(Data records)
** START **
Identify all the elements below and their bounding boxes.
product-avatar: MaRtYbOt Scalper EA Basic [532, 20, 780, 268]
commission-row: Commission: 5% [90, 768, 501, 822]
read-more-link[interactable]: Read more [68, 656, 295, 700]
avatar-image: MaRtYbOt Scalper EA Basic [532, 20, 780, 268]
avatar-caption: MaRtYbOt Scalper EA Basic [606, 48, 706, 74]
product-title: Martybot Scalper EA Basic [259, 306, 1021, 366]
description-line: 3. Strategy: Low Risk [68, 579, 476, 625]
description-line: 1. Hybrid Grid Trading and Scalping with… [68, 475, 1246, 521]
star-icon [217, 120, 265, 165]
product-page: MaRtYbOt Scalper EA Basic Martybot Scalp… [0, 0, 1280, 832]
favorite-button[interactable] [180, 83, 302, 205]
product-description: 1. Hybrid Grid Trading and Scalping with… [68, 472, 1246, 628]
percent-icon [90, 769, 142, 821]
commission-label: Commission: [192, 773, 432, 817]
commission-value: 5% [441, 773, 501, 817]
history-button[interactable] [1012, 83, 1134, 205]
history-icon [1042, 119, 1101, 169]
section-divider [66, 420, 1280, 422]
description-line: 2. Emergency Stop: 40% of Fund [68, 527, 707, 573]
** END **
## Set problem:
Could you copy every line of the data above word for word, changing nothing?

## Answer in full:
Identify all the elements below and their bounding boxes.
product-avatar: MaRtYbOt Scalper EA Basic [532, 20, 780, 268]
commission-row: Commission: 5% [90, 768, 501, 822]
read-more-link[interactable]: Read more [68, 656, 295, 700]
avatar-image: MaRtYbOt Scalper EA Basic [532, 20, 780, 268]
avatar-caption: MaRtYbOt Scalper EA Basic [606, 48, 706, 74]
product-title: Martybot Scalper EA Basic [259, 306, 1021, 366]
description-line: 3. Strategy: Low Risk [68, 579, 476, 625]
description-line: 1. Hybrid Grid Trading and Scalping with… [68, 475, 1246, 521]
star-icon [217, 120, 265, 165]
product-page: MaRtYbOt Scalper EA Basic Martybot Scalp… [0, 0, 1280, 832]
favorite-button[interactable] [180, 83, 302, 205]
product-description: 1. Hybrid Grid Trading and Scalping with… [68, 472, 1246, 628]
percent-icon [90, 769, 142, 821]
commission-label: Commission: [192, 773, 432, 817]
commission-value: 5% [441, 773, 501, 817]
history-button[interactable] [1012, 83, 1134, 205]
history-icon [1042, 119, 1101, 169]
section-divider [66, 420, 1280, 422]
description-line: 2. Emergency Stop: 40% of Fund [68, 527, 707, 573]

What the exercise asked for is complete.